First step using cutting pad and cutting compound, is not using enough speed and moving to fast and not letting the buffer do the work.
Proper speed will mean the paint is heated to 110-120 degrees.
Next mistake with this step is stopping before every wetsand scratch is out.
Once every scratch is out the next most important thing you will do is slow the buffer down maybe 10% and go over the panel until all your dry compound and hazy glaze from the compound is gone so it looks like you have washed the panel and dried it. This step is what removes swirl marks for good.

Next go to your medium pad and say 1500 compound (for comparison)
Slow the buffer down say 10-20% and here again let the buffer do the work and also again when done keep going over the panel until all the dried compound and glaze is gone and panel is perfectly clean.

At the end of this step you should not have ANY swirl marks and if it is everyday collision work that is your last step.

For the show jobs we go further of course.

_Required work_
1. Copy the stretch of the buffing instructions from "Slow the buffer down say" through "your last step.", swapping "buffer" for "polisher".
2. Answer these questions from the buffing instructions:
(a) To what temperature range does proper speed heat the paint?
(b) By how much should the buffer be slowed when using the medium pad?
(c) For everyday collision work, which step is the last one?
The listing after this point is separate material and not part of the buffing instructions.

_Dataset section_

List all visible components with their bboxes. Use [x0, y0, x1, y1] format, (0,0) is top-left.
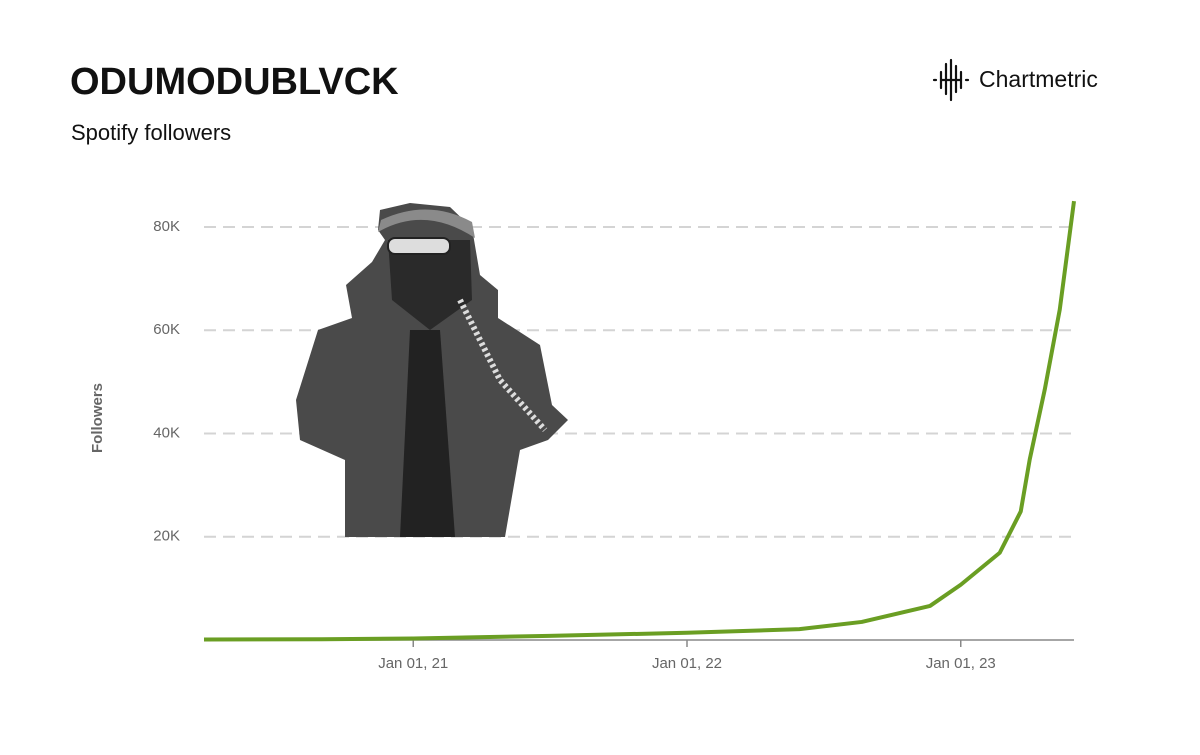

_Answer list_
1.
Slow the polisher down say 10-20% and here again let the polisher do the work and also again when done keep going over the panel until all the dried compound and glaze is gone and panel is perfectly clean.

At the end of this step you should not have ANY swirl marks and if it is everyday collision work that is your last step.

2.
(a) 110-120 degrees
(b) 10-20%
(c) The step with the medium pad and compound